**Written exercise:** How many lines of the records below contain the word "Parameters"? Answer with the number alone.

**Extracted data:**
• • • • • • •
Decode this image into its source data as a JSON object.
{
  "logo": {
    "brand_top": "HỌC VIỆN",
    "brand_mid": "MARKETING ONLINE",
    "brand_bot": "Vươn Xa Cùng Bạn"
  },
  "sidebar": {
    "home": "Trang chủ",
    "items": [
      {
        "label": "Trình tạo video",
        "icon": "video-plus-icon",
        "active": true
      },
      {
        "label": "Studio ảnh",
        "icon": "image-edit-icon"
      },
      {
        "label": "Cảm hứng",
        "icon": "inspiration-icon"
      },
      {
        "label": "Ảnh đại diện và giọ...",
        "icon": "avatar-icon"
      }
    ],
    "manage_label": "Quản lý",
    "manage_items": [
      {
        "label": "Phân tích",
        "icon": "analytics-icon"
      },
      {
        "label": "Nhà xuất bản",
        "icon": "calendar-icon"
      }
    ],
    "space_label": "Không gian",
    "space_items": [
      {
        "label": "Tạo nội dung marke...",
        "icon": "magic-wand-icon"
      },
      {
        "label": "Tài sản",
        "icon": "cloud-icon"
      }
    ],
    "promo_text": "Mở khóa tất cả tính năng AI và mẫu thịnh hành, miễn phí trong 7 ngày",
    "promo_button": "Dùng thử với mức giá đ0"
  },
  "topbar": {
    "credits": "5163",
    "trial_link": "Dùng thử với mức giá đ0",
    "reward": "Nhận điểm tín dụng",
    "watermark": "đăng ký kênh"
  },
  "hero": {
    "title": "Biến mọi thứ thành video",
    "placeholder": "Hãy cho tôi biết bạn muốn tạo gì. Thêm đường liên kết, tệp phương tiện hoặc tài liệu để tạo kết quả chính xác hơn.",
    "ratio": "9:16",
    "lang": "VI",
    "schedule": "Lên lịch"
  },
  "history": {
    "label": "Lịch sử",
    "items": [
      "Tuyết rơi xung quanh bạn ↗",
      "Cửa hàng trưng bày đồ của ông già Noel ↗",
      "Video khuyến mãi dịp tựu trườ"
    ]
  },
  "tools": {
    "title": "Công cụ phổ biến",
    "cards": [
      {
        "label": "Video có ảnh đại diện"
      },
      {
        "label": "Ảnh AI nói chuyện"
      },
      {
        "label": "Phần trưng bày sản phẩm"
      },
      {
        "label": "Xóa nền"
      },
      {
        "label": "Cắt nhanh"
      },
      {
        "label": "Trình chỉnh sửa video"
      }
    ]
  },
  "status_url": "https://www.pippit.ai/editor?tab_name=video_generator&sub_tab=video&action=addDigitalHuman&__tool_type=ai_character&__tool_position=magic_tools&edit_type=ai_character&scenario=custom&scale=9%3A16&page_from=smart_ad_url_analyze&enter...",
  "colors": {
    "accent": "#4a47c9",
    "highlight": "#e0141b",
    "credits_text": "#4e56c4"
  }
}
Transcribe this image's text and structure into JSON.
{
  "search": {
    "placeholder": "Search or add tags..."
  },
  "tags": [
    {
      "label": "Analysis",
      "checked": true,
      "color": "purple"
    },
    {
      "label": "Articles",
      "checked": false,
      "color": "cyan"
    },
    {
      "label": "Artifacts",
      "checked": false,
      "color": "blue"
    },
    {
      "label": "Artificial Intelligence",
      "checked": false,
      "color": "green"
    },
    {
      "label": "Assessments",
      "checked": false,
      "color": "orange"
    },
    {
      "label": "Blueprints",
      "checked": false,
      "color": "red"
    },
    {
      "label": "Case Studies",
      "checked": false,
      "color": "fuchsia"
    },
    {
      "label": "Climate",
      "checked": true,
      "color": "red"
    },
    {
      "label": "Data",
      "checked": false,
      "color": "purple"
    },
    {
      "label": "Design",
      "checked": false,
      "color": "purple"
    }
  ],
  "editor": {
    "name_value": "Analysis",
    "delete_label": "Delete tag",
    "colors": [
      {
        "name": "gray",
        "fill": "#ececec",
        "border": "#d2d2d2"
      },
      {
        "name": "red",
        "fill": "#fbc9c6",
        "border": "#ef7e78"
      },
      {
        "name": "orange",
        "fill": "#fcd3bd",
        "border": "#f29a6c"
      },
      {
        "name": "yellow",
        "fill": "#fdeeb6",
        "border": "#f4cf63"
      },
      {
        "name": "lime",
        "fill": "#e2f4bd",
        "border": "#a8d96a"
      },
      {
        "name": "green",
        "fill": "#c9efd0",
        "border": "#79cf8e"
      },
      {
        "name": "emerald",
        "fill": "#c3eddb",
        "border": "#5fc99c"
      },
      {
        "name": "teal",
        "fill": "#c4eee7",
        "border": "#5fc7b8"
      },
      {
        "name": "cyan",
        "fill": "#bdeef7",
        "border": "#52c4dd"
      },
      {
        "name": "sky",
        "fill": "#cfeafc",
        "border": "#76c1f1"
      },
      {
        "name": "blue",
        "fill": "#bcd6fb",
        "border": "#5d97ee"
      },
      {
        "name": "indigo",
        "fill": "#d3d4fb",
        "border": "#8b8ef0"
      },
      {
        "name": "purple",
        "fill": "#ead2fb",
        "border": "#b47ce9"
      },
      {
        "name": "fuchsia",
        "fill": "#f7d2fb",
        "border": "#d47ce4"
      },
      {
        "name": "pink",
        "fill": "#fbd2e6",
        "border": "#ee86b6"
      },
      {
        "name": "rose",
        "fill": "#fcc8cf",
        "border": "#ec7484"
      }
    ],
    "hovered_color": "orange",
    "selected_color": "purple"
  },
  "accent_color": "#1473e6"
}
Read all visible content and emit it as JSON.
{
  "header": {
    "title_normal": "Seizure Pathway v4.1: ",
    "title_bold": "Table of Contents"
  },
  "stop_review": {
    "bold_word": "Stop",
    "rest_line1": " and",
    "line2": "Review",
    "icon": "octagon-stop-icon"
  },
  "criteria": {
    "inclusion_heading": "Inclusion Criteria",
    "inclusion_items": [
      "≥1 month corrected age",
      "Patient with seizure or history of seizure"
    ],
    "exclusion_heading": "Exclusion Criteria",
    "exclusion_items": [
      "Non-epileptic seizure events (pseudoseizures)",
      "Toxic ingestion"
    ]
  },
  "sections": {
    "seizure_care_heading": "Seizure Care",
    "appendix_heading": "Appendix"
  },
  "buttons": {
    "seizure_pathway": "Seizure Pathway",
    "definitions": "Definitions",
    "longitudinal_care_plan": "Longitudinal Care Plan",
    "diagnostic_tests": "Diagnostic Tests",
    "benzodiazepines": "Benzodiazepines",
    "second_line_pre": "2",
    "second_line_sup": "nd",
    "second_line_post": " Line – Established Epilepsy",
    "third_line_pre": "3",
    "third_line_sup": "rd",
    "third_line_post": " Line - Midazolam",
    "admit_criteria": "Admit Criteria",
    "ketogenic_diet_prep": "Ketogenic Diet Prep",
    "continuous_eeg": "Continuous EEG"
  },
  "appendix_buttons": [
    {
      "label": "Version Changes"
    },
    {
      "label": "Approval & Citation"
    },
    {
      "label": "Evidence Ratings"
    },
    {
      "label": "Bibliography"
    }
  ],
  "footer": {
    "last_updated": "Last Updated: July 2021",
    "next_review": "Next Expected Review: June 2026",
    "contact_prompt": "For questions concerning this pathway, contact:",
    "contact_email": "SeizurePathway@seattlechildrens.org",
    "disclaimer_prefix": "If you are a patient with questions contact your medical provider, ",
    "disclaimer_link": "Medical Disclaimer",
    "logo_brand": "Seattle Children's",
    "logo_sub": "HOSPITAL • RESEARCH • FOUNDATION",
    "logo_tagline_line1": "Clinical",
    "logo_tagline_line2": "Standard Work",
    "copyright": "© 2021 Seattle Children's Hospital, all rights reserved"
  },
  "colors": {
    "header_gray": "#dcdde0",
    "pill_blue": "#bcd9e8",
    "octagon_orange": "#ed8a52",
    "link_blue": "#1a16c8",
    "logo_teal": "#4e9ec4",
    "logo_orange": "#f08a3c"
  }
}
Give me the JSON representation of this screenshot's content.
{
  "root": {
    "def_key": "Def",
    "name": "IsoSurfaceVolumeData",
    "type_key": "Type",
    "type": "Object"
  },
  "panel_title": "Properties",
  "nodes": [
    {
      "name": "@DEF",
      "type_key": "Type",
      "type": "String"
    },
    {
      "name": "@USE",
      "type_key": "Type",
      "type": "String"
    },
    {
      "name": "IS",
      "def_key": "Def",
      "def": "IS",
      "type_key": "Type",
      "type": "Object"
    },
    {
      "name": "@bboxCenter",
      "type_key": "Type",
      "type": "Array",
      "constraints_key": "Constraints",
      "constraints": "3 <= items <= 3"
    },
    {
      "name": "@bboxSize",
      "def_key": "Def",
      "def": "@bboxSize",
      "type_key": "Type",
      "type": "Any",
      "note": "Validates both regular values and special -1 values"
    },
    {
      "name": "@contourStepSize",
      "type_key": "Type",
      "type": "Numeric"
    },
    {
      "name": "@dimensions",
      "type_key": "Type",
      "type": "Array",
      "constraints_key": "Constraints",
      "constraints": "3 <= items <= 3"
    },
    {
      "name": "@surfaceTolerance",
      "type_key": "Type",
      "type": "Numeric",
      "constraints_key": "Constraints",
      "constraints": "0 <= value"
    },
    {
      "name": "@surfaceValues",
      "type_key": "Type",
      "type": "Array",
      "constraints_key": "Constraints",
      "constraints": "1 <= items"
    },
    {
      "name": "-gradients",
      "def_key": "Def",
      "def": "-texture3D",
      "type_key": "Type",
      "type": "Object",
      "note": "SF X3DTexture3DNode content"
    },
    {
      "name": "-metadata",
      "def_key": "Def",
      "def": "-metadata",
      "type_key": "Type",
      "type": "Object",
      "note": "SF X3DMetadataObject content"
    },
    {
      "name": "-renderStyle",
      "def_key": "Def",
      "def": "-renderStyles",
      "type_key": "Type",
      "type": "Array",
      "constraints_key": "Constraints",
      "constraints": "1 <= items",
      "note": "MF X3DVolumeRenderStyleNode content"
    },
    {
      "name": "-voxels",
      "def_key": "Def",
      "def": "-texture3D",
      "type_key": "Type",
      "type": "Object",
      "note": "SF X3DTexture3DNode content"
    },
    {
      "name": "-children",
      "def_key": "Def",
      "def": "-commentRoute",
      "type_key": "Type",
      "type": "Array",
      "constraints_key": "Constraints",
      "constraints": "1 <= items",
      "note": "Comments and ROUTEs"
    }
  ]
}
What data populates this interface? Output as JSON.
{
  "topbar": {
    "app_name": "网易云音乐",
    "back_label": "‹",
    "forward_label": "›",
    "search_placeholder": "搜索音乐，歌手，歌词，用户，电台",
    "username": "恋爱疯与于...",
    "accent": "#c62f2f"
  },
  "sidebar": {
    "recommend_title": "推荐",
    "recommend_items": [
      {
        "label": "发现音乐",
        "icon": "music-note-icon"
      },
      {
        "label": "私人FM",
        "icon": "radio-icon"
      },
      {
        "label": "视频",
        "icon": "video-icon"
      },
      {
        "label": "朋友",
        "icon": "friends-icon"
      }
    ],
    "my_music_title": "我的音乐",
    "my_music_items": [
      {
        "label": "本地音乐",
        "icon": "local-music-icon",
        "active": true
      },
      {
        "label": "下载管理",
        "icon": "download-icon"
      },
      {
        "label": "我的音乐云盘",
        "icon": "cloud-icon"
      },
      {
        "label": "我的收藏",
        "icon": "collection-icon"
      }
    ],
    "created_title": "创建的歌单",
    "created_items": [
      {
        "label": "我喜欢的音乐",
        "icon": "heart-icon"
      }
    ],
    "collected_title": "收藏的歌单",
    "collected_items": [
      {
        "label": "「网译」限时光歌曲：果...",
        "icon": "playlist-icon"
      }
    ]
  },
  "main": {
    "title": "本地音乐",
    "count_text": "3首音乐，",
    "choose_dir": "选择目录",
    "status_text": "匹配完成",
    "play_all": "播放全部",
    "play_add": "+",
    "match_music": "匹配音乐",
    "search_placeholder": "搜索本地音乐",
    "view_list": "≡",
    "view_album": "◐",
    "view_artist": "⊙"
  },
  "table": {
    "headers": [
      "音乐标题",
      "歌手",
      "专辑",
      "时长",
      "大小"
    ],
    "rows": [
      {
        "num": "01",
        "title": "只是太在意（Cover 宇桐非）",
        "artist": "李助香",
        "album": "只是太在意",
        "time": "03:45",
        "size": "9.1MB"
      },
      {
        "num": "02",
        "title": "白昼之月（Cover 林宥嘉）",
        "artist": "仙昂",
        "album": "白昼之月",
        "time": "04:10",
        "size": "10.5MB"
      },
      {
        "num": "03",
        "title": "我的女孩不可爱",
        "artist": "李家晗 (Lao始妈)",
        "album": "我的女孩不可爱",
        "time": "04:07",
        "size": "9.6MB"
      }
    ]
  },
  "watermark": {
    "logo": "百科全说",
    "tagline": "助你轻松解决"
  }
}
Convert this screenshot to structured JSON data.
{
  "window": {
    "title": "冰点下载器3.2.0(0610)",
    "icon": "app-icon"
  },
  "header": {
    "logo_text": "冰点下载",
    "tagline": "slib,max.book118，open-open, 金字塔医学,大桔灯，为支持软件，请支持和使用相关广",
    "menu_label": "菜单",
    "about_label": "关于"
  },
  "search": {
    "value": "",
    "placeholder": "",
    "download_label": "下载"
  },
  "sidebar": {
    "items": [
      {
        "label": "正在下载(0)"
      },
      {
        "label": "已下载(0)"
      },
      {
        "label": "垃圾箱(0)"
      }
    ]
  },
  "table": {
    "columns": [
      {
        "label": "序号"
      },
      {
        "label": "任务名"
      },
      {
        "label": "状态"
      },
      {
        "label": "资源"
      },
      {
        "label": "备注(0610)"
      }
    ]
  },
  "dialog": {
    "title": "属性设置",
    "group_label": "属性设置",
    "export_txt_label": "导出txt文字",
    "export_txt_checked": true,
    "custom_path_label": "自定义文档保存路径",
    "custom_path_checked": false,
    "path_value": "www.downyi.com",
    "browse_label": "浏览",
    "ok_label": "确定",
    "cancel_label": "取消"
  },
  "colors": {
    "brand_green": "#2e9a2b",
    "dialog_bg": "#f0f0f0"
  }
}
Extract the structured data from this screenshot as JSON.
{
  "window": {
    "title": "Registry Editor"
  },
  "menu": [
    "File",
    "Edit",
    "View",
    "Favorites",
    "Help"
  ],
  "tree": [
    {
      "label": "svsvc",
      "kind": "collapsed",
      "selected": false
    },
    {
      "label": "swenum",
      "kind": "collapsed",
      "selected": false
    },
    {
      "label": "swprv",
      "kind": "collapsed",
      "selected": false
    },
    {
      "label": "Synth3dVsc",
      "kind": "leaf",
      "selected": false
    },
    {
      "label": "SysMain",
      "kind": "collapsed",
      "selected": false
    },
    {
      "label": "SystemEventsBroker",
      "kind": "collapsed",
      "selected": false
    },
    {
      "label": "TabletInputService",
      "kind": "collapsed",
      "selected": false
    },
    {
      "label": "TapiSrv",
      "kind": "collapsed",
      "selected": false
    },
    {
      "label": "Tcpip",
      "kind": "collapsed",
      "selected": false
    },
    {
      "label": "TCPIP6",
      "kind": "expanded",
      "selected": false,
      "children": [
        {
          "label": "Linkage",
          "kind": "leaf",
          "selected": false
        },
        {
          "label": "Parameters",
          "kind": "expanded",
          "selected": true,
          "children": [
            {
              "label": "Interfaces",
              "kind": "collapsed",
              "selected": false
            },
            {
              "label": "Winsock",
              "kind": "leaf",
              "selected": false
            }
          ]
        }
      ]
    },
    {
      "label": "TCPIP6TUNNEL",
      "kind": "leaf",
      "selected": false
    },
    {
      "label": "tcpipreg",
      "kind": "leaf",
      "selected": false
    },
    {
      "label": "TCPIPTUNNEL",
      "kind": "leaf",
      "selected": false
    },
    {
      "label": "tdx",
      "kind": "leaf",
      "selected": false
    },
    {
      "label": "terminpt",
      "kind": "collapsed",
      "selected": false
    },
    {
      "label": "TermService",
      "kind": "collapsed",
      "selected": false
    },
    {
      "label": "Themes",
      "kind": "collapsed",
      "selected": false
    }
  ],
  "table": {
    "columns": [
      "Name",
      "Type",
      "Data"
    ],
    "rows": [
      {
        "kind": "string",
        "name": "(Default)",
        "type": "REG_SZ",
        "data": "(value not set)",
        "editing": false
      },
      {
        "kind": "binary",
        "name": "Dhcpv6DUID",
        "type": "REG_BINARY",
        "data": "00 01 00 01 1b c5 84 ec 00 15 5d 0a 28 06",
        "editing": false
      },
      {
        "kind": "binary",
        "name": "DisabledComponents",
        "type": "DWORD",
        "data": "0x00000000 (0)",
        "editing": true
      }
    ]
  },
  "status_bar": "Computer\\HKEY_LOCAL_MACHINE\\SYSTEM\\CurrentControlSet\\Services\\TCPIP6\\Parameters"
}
• • • • • • •
**Solved problem:** 2